SHORT TASK: Write the listing out again, all of it, word for word.

RECORDS FOR THE TASK:

####################

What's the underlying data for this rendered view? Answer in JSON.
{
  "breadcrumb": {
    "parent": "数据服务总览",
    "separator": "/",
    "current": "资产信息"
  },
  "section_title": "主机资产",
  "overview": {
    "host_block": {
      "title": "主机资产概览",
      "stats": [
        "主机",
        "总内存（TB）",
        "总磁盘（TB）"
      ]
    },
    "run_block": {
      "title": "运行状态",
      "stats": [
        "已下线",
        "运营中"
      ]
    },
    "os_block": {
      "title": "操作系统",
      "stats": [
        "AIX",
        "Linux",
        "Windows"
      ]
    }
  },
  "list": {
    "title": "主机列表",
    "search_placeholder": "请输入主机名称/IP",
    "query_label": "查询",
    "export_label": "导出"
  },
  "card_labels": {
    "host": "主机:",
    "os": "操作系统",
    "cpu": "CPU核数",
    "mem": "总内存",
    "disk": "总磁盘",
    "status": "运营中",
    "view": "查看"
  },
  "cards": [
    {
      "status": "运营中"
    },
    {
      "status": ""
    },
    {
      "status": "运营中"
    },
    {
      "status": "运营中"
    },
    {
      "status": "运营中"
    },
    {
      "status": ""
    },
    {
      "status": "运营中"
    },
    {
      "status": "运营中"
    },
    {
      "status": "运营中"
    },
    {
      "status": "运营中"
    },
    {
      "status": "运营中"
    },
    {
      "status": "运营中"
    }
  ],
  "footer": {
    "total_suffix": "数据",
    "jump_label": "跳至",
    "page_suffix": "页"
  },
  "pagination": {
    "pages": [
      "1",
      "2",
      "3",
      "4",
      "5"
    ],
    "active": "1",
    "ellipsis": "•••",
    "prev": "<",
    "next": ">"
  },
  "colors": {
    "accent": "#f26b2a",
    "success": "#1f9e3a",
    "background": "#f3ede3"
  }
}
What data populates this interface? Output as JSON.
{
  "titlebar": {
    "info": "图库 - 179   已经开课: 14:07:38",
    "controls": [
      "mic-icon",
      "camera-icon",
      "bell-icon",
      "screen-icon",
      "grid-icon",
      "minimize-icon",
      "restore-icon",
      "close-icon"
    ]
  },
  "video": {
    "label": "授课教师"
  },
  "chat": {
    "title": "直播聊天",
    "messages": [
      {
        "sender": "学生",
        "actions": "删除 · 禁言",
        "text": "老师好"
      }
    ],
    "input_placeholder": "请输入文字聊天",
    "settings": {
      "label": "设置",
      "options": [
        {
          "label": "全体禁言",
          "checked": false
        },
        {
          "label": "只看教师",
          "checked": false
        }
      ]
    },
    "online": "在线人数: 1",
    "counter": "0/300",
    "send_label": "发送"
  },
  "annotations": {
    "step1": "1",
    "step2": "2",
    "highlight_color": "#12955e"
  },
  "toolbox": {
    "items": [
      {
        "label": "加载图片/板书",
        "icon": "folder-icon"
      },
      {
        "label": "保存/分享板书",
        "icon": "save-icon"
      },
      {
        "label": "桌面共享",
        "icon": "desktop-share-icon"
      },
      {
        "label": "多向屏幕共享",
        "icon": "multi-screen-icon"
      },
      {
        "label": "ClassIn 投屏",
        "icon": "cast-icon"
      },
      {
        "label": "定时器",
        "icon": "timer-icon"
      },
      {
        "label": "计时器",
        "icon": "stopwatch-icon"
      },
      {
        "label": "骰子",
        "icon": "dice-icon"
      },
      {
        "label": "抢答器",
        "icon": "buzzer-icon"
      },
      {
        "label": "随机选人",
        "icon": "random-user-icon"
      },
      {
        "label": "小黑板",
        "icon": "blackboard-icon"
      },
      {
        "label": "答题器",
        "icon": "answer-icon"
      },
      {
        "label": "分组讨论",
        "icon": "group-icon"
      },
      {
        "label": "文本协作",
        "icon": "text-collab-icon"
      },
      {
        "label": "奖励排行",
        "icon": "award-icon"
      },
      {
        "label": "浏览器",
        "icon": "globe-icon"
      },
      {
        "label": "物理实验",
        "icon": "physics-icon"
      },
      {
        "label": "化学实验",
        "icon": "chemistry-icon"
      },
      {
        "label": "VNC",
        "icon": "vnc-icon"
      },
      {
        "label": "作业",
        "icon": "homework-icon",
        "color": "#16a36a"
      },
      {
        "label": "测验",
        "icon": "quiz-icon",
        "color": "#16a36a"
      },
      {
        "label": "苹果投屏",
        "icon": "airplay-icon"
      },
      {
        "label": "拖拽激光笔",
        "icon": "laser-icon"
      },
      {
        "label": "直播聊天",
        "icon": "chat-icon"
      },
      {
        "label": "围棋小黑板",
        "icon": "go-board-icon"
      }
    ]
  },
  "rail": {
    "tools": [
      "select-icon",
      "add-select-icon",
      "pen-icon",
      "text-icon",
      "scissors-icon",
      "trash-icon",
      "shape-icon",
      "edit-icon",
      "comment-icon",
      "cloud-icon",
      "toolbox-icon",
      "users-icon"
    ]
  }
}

####################

TASK ANSWER:
What's the underlying data for this rendered view? Answer in JSON.
{
  "breadcrumb": {
    "parent": "数据服务总览",
    "separator": "/",
    "current": "资产信息"
  },
  "section_title": "主机资产",
  "overview": {
    "host_block": {
      "title": "主机资产概览",
      "stats": [
        "主机",
        "总内存（TB）",
        "总磁盘（TB）"
      ]
    },
    "run_block": {
      "title": "运行状态",
      "stats": [
        "已下线",
        "运营中"
      ]
    },
    "os_block": {
      "title": "操作系统",
      "stats": [
        "AIX",
        "Linux",
        "Windows"
      ]
    }
  },
  "list": {
    "title": "主机列表",
    "search_placeholder": "请输入主机名称/IP",
    "query_label": "查询",
    "export_label": "导出"
  },
  "card_labels": {
    "host": "主机:",
    "os": "操作系统",
    "cpu": "CPU核数",
    "mem": "总内存",
    "disk": "总磁盘",
    "status": "运营中",
    "view": "查看"
  },
  "cards": [
    {
      "status": "运营中"
    },
    {
      "status": ""
    },
    {
      "status": "运营中"
    },
    {
      "status": "运营中"
    },
    {
      "status": "运营中"
    },
    {
      "status": ""
    },
    {
      "status": "运营中"
    },
    {
      "status": "运营中"
    },
    {
      "status": "运营中"
    },
    {
      "status": "运营中"
    },
    {
      "status": "运营中"
    },
    {
      "status": "运营中"
    }
  ],
  "footer": {
    "total_suffix": "数据",
    "jump_label": "跳至",
    "page_suffix": "页"
  },
  "pagination": {
    "pages": [
      "1",
      "2",
      "3",
      "4",
      "5"
    ],
    "active": "1",
    "ellipsis": "•••",
    "prev": "<",
    "next": ">"
  },
  "colors": {
    "accent": "#f26b2a",
    "success": "#1f9e3a",
    "background": "#f3ede3"
  }
}
What data populates this interface? Output as JSON.
{
  "titlebar": {
    "info": "图库 - 179   已经开课: 14:07:38",
    "controls": [
      "mic-icon",
      "camera-icon",
      "bell-icon",
      "screen-icon",
      "grid-icon",
      "minimize-icon",
      "restore-icon",
      "close-icon"
    ]
  },
  "video": {
    "label": "授课教师"
  },
  "chat": {
    "title": "直播聊天",
    "messages": [
      {
        "sender": "学生",
        "actions": "删除 · 禁言",
        "text": "老师好"
      }
    ],
    "input_placeholder": "请输入文字聊天",
    "settings": {
      "label": "设置",
      "options": [
        {
          "label": "全体禁言",
          "checked": false
        },
        {
          "label": "只看教师",
          "checked": false
        }
      ]
    },
    "online": "在线人数: 1",
    "counter": "0/300",
    "send_label": "发送"
  },
  "annotations": {
    "step1": "1",
    "step2": "2",
    "highlight_color": "#12955e"
  },
  "toolbox": {
    "items": [
      {
        "label": "加载图片/板书",
        "icon": "folder-icon"
      },
      {
        "label": "保存/分享板书",
        "icon": "save-icon"
      },
      {
        "label": "桌面共享",
        "icon": "desktop-share-icon"
      },
      {
        "label": "多向屏幕共享",
        "icon": "multi-screen-icon"
      },
      {
        "label": "ClassIn 投屏",
        "icon": "cast-icon"
      },
      {
        "label": "定时器",
        "icon": "timer-icon"
      },
      {
        "label": "计时器",
        "icon": "stopwatch-icon"
      },
      {
        "label": "骰子",
        "icon": "dice-icon"
      },
      {
        "label": "抢答器",
        "icon": "buzzer-icon"
      },
      {
        "label": "随机选人",
        "icon": "random-user-icon"
      },
      {
        "label": "小黑板",
        "icon": "blackboard-icon"
      },
      {
        "label": "答题器",
        "icon": "answer-icon"
      },
      {
        "label": "分组讨论",
        "icon": "group-icon"
      },
      {
        "label": "文本协作",
        "icon": "text-collab-icon"
      },
      {
        "label": "奖励排行",
        "icon": "award-icon"
      },
      {
        "label": "浏览器",
        "icon": "globe-icon"
      },
      {
        "label": "物理实验",
        "icon": "physics-icon"
      },
      {
        "label": "化学实验",
        "icon": "chemistry-icon"
      },
      {
        "label": "VNC",
        "icon": "vnc-icon"
      },
      {
        "label": "作业",
        "icon": "homework-icon",
        "color": "#16a36a"
      },
      {
        "label": "测验",
        "icon": "quiz-icon",
        "color": "#16a36a"
      },
      {
        "label": "苹果投屏",
        "icon": "airplay-icon"
      },
      {
        "label": "拖拽激光笔",
        "icon": "laser-icon"
      },
      {
        "label": "直播聊天",
        "icon": "chat-icon"
      },
      {
        "label": "围棋小黑板",
        "icon": "go-board-icon"
      }
    ]
  },
  "rail": {
    "tools": [
      "select-icon",
      "add-select-icon",
      "pen-icon",
      "text-icon",
      "scissors-icon",
      "trash-icon",
      "shape-icon",
      "edit-icon",
      "comment-icon",
      "cloud-icon",
      "toolbox-icon",
      "users-icon"
    ]
  }
}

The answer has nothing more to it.